● **Work instructions**
Wherever the word "板蓝根颗粒" appears in the entries, copy the whole line.

[start Records for this task]

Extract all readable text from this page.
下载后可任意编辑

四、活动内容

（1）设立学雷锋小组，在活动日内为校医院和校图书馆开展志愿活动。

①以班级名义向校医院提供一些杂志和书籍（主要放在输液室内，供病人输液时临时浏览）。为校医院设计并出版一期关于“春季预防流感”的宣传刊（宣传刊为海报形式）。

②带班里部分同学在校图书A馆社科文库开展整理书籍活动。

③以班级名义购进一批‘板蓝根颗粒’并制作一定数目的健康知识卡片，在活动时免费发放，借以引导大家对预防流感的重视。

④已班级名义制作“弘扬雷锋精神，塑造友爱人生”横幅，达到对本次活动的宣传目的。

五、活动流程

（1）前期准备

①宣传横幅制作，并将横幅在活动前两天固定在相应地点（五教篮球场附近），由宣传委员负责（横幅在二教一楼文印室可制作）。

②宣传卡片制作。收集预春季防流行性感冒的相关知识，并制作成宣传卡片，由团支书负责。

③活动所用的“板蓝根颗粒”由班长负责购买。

[end Records for this task]

● **Task response**
③以班级名义购进一批‘板蓝根颗粒’并制作一定数目的健康知识卡片，在活动时免费发放，借以引导大家对预防流感的重视。
③活动所用的“板蓝根颗粒”由班长负责购买。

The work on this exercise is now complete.